## Set problem
Extract the full listing verbatim and drop any pictures from your copy.

## Data to process
□ □ □ □

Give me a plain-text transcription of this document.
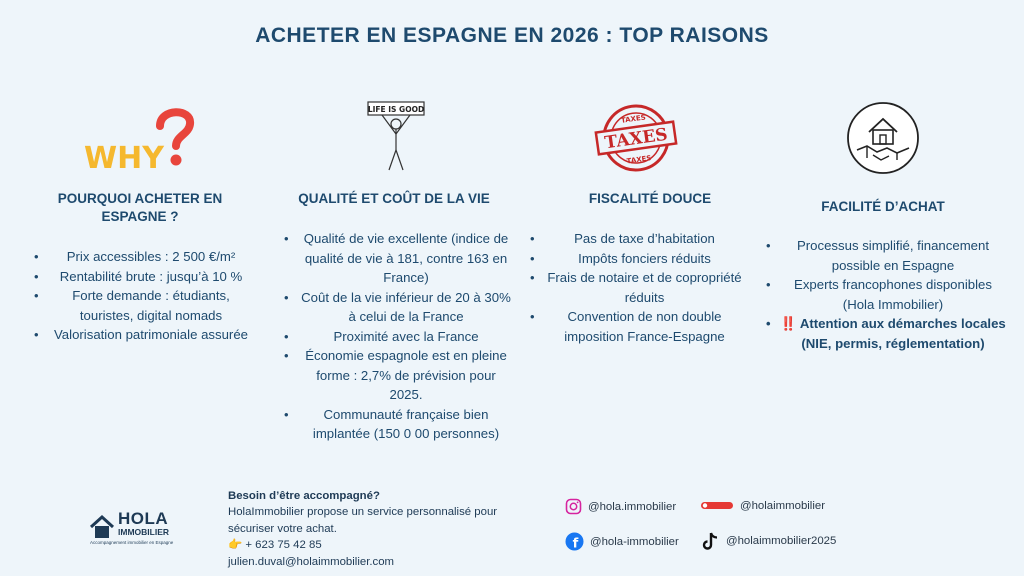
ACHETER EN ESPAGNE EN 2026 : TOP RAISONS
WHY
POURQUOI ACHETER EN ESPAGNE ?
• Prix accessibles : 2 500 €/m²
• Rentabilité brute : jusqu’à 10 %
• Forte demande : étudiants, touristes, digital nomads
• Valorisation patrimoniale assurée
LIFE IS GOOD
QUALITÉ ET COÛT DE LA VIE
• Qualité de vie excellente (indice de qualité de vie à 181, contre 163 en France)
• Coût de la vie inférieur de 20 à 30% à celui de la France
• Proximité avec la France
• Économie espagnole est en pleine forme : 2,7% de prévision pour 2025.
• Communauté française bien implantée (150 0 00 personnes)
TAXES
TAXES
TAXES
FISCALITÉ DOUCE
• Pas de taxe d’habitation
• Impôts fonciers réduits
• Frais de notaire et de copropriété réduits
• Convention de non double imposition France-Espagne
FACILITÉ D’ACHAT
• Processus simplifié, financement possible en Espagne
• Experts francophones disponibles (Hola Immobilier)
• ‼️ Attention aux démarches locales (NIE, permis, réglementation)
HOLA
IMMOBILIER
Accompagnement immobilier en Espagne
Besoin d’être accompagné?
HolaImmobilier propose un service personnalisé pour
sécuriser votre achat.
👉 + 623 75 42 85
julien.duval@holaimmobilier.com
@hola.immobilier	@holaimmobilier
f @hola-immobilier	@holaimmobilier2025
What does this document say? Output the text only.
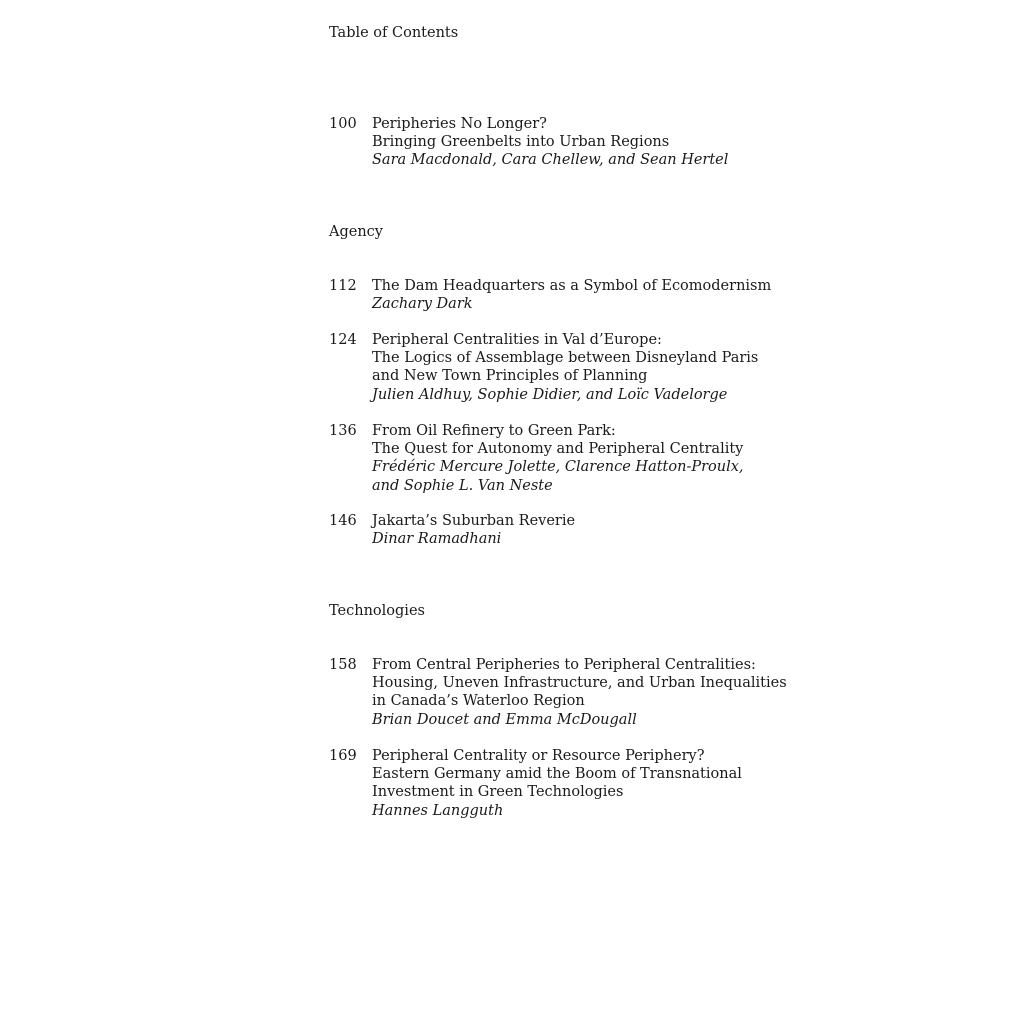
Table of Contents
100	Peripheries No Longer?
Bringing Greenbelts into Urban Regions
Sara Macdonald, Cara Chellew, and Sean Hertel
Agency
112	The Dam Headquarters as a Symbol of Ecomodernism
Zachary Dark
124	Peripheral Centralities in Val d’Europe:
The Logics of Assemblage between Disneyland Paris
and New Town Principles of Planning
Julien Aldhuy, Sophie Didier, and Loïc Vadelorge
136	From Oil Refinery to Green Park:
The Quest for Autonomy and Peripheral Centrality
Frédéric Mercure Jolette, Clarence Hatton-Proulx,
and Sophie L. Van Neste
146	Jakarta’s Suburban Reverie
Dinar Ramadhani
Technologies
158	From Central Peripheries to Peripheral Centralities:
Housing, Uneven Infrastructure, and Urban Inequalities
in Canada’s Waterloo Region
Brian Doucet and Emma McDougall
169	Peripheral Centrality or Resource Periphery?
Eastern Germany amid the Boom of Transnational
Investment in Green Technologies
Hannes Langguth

□ □ □ □

## The solution
Give me a plain-text transcription of this document.
ACHETER EN ESPAGNE EN 2026 : TOP RAISONS
WHY
POURQUOI ACHETER EN ESPAGNE ?
• Prix accessibles : 2 500 €/m²
• Rentabilité brute : jusqu’à 10 %
• Forte demande : étudiants, touristes, digital nomads
• Valorisation patrimoniale assurée
LIFE IS GOOD
QUALITÉ ET COÛT DE LA VIE
• Qualité de vie excellente (indice de qualité de vie à 181, contre 163 en France)
• Coût de la vie inférieur de 20 à 30% à celui de la France
• Proximité avec la France
• Économie espagnole est en pleine forme : 2,7% de prévision pour 2025.
• Communauté française bien implantée (150 0 00 personnes)
TAXES
TAXES
TAXES
FISCALITÉ DOUCE
• Pas de taxe d’habitation
• Impôts fonciers réduits
• Frais de notaire et de copropriété réduits
• Convention de non double imposition France-Espagne
FACILITÉ D’ACHAT
• Processus simplifié, financement possible en Espagne
• Experts francophones disponibles (Hola Immobilier)
• ‼️ Attention aux démarches locales (NIE, permis, réglementation)
HOLA
IMMOBILIER
Accompagnement immobilier en Espagne
Besoin d’être accompagné?
HolaImmobilier propose un service personnalisé pour
sécuriser votre achat.
👉 + 623 75 42 85
julien.duval@holaimmobilier.com
@hola.immobilier	@holaimmobilier
f @hola-immobilier	@holaimmobilier2025
What does this document say? Output the text only.
Table of Contents
100	Peripheries No Longer?
Bringing Greenbelts into Urban Regions
Sara Macdonald, Cara Chellew, and Sean Hertel
Agency
112	The Dam Headquarters as a Symbol of Ecomodernism
Zachary Dark
124	Peripheral Centralities in Val d’Europe:
The Logics of Assemblage between Disneyland Paris
and New Town Principles of Planning
Julien Aldhuy, Sophie Didier, and Loïc Vadelorge
136	From Oil Refinery to Green Park:
The Quest for Autonomy and Peripheral Centrality
Frédéric Mercure Jolette, Clarence Hatton-Proulx,
and Sophie L. Van Neste
146	Jakarta’s Suburban Reverie
Dinar Ramadhani
Technologies
158	From Central Peripheries to Peripheral Centralities:
Housing, Uneven Infrastructure, and Urban Inequalities
in Canada’s Waterloo Region
Brian Doucet and Emma McDougall
169	Peripheral Centrality or Resource Periphery?
Eastern Germany amid the Boom of Transnational
Investment in Green Technologies
Hannes Langguth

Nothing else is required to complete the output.